• _Problem_
Copy every entry word for word. Skip the pictures.

##### Record list #####

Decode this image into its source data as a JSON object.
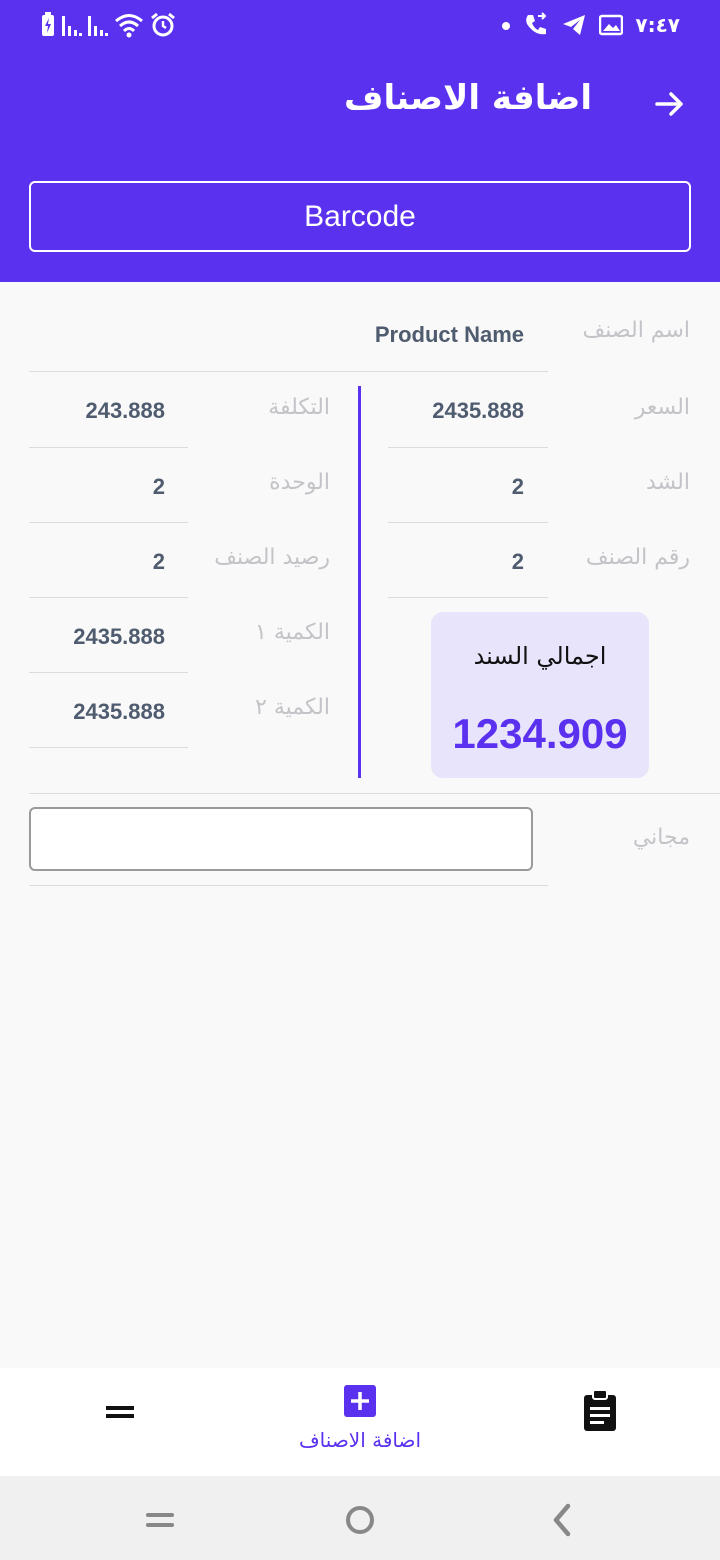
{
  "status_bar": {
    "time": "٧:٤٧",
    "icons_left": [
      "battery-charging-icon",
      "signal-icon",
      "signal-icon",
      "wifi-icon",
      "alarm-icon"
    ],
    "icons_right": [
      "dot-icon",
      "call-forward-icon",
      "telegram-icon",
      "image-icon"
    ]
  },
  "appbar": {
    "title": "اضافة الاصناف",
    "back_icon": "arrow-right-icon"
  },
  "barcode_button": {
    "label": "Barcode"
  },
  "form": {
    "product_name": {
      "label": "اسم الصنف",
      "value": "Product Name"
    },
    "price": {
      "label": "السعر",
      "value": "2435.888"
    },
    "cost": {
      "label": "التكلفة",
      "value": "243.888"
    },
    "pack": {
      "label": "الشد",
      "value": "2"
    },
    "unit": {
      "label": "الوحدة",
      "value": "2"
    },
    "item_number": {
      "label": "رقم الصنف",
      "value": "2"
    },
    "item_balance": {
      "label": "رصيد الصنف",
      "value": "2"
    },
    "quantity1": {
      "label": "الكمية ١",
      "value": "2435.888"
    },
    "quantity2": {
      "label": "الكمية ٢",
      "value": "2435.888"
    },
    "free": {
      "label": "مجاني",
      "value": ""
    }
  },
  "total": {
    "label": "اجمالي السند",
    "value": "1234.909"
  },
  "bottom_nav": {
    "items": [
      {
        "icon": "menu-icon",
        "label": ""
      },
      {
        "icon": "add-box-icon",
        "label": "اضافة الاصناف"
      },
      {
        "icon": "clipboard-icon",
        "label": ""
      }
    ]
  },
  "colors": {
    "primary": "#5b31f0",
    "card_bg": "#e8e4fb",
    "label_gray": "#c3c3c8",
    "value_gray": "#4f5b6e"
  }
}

#####

• _Task solution_
Decode this image into its source data as a JSON object.
{
  "status_bar": {
    "time": "٧:٤٧",
    "icons_left": [
      "battery-charging-icon",
      "signal-icon",
      "signal-icon",
      "wifi-icon",
      "alarm-icon"
    ],
    "icons_right": [
      "dot-icon",
      "call-forward-icon",
      "telegram-icon",
      "image-icon"
    ]
  },
  "appbar": {
    "title": "اضافة الاصناف",
    "back_icon": "arrow-right-icon"
  },
  "barcode_button": {
    "label": "Barcode"
  },
  "form": {
    "product_name": {
      "label": "اسم الصنف",
      "value": "Product Name"
    },
    "price": {
      "label": "السعر",
      "value": "2435.888"
    },
    "cost": {
      "label": "التكلفة",
      "value": "243.888"
    },
    "pack": {
      "label": "الشد",
      "value": "2"
    },
    "unit": {
      "label": "الوحدة",
      "value": "2"
    },
    "item_number": {
      "label": "رقم الصنف",
      "value": "2"
    },
    "item_balance": {
      "label": "رصيد الصنف",
      "value": "2"
    },
    "quantity1": {
      "label": "الكمية ١",
      "value": "2435.888"
    },
    "quantity2": {
      "label": "الكمية ٢",
      "value": "2435.888"
    },
    "free": {
      "label": "مجاني",
      "value": ""
    }
  },
  "total": {
    "label": "اجمالي السند",
    "value": "1234.909"
  },
  "bottom_nav": {
    "items": [
      {
        "icon": "menu-icon",
        "label": ""
      },
      {
        "icon": "add-box-icon",
        "label": "اضافة الاصناف"
      },
      {
        "icon": "clipboard-icon",
        "label": ""
      }
    ]
  },
  "colors": {
    "primary": "#5b31f0",
    "card_bg": "#e8e4fb",
    "label_gray": "#c3c3c8",
    "value_gray": "#4f5b6e"
  }
}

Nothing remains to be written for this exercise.